■ **To be done**
Write out the material exactly, without any of its pictures.

------------------------

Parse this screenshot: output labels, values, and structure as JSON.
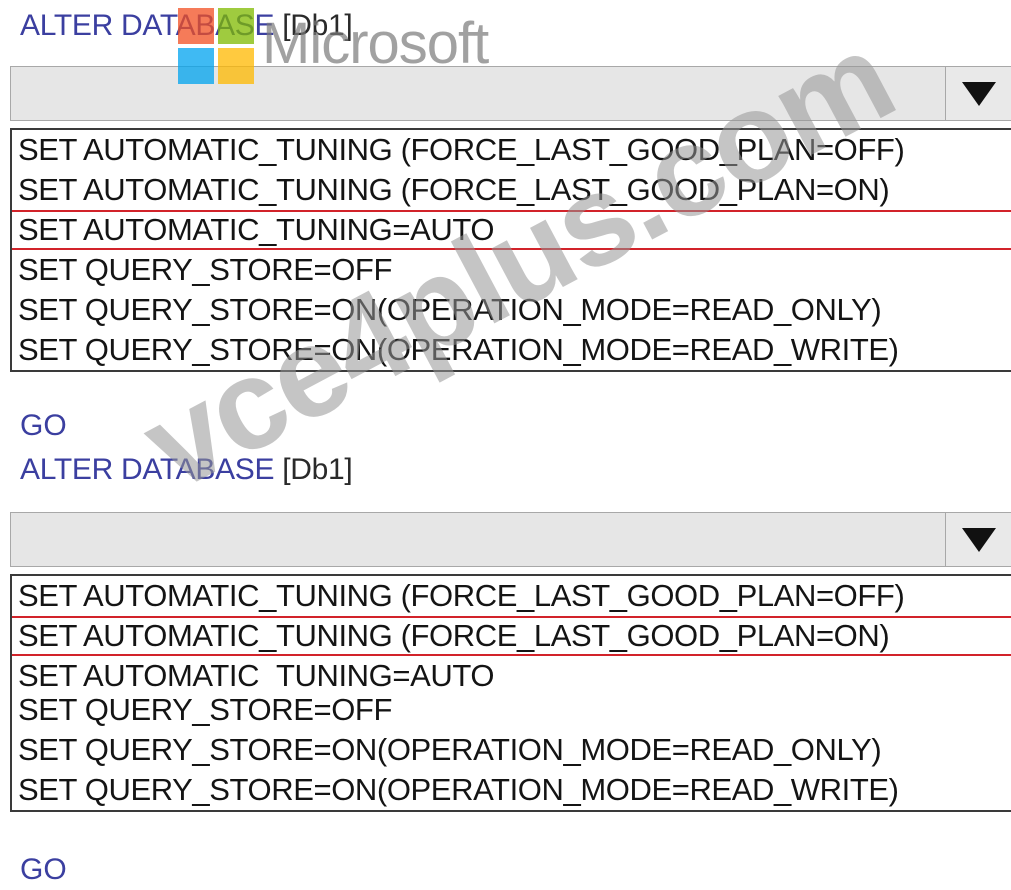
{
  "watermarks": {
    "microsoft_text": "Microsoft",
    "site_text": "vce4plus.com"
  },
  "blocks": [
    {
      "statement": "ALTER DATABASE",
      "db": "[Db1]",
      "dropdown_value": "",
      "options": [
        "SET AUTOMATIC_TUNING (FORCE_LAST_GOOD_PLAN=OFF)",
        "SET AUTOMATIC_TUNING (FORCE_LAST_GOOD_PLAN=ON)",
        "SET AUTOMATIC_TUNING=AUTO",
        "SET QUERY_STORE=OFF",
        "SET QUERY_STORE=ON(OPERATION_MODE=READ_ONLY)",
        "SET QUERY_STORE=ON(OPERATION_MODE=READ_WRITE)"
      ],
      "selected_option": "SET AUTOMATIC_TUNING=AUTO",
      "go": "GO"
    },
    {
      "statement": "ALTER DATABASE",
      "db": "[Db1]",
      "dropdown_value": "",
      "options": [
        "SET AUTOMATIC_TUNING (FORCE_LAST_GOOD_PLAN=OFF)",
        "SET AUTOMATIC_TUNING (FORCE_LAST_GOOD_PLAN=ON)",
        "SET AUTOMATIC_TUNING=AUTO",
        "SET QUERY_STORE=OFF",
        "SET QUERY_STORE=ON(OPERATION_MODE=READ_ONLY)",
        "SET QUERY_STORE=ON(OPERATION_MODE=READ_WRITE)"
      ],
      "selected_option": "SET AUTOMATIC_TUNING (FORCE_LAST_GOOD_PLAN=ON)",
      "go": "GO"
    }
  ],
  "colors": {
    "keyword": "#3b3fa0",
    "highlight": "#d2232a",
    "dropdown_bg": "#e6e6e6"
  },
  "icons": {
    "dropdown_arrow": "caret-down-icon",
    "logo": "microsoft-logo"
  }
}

------------------------

■ **Answer to the task**
Parse this screenshot: output labels, values, and structure as JSON.
{
  "watermarks": {
    "microsoft_text": "Microsoft",
    "site_text": "vce4plus.com"
  },
  "blocks": [
    {
      "statement": "ALTER DATABASE",
      "db": "[Db1]",
      "dropdown_value": "",
      "options": [
        "SET AUTOMATIC_TUNING (FORCE_LAST_GOOD_PLAN=OFF)",
        "SET AUTOMATIC_TUNING (FORCE_LAST_GOOD_PLAN=ON)",
        "SET AUTOMATIC_TUNING=AUTO",
        "SET QUERY_STORE=OFF",
        "SET QUERY_STORE=ON(OPERATION_MODE=READ_ONLY)",
        "SET QUERY_STORE=ON(OPERATION_MODE=READ_WRITE)"
      ],
      "selected_option": "SET AUTOMATIC_TUNING=AUTO",
      "go": "GO"
    },
    {
      "statement": "ALTER DATABASE",
      "db": "[Db1]",
      "dropdown_value": "",
      "options": [
        "SET AUTOMATIC_TUNING (FORCE_LAST_GOOD_PLAN=OFF)",
        "SET AUTOMATIC_TUNING (FORCE_LAST_GOOD_PLAN=ON)",
        "SET AUTOMATIC_TUNING=AUTO",
        "SET QUERY_STORE=OFF",
        "SET QUERY_STORE=ON(OPERATION_MODE=READ_ONLY)",
        "SET QUERY_STORE=ON(OPERATION_MODE=READ_WRITE)"
      ],
      "selected_option": "SET AUTOMATIC_TUNING (FORCE_LAST_GOOD_PLAN=ON)",
      "go": "GO"
    }
  ],
  "colors": {
    "keyword": "#3b3fa0",
    "highlight": "#d2232a",
    "dropdown_bg": "#e6e6e6"
  },
  "icons": {
    "dropdown_arrow": "caret-down-icon",
    "logo": "microsoft-logo"
  }
}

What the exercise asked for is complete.